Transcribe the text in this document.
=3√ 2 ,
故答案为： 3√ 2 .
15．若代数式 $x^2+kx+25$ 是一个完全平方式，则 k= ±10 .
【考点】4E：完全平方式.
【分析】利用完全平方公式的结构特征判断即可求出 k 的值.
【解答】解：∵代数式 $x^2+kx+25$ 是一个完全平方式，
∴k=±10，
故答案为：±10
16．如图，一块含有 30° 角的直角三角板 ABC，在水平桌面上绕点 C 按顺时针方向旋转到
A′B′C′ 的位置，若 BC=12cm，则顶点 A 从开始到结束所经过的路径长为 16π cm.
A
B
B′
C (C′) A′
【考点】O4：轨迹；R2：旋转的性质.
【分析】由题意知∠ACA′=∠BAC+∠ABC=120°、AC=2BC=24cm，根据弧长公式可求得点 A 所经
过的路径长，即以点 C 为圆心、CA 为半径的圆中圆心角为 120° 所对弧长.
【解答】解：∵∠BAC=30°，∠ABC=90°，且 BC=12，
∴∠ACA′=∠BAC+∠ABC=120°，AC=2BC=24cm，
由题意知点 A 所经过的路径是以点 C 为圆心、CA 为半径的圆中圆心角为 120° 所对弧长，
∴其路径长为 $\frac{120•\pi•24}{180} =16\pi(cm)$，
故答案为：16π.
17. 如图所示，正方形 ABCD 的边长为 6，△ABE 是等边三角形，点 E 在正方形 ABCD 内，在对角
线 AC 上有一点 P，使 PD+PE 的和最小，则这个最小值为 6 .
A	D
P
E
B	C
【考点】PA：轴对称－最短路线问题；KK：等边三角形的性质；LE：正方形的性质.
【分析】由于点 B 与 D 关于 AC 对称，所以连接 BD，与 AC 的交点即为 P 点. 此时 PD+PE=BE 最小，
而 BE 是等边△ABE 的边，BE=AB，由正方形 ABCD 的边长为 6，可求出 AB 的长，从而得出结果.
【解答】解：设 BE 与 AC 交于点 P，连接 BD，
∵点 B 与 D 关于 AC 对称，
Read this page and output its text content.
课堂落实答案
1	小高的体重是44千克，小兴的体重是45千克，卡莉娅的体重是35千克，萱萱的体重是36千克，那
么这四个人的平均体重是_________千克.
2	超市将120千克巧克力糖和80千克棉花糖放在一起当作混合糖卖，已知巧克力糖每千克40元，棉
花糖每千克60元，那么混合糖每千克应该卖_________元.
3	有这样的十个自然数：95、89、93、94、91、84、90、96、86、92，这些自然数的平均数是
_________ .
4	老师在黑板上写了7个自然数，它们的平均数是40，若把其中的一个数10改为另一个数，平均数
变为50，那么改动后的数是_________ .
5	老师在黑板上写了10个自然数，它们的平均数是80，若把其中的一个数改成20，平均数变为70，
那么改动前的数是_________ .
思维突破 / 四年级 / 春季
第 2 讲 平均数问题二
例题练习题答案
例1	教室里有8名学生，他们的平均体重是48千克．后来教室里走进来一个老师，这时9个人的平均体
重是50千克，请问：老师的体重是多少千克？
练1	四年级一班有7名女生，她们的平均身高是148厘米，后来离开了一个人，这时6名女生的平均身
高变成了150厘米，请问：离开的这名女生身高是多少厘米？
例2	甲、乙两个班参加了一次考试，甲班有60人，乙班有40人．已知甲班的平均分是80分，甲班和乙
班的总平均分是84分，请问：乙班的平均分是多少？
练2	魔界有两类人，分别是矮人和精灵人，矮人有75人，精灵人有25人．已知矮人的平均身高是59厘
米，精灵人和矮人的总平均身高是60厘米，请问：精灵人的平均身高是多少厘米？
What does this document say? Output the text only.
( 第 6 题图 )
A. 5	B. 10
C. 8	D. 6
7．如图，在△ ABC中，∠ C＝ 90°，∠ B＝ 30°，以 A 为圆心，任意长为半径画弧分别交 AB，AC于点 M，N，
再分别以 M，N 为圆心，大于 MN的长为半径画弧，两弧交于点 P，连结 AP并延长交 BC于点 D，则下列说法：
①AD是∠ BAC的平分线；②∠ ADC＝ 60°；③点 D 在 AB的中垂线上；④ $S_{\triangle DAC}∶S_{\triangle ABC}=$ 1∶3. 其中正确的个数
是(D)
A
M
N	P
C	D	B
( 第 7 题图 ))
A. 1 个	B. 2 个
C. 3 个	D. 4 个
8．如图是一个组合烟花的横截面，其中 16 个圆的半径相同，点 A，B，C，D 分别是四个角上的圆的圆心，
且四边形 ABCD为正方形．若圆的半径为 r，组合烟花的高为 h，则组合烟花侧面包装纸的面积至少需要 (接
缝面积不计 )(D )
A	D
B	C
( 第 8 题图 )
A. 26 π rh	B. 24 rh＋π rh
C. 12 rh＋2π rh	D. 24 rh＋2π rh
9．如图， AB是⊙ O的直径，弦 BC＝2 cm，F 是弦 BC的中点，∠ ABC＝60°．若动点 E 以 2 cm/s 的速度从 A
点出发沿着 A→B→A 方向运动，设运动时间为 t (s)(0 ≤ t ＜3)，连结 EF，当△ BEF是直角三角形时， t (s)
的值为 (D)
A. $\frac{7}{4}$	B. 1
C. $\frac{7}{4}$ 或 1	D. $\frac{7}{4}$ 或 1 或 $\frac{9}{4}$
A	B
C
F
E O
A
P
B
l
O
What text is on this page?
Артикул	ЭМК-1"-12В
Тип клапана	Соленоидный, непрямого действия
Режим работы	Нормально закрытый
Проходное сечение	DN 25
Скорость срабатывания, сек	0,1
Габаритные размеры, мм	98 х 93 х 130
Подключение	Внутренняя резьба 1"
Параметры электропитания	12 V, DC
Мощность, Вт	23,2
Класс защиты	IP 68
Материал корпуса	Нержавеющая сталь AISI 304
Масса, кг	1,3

→ DIRECTIVE
Look through the data above. Copy every line with the string "this" in it.

→ SOLUTION TO THE PROBLEM
Transcribe the text in this document.
Read this page and output its text content.
What does this document say? Output the text only.
What text is on this page?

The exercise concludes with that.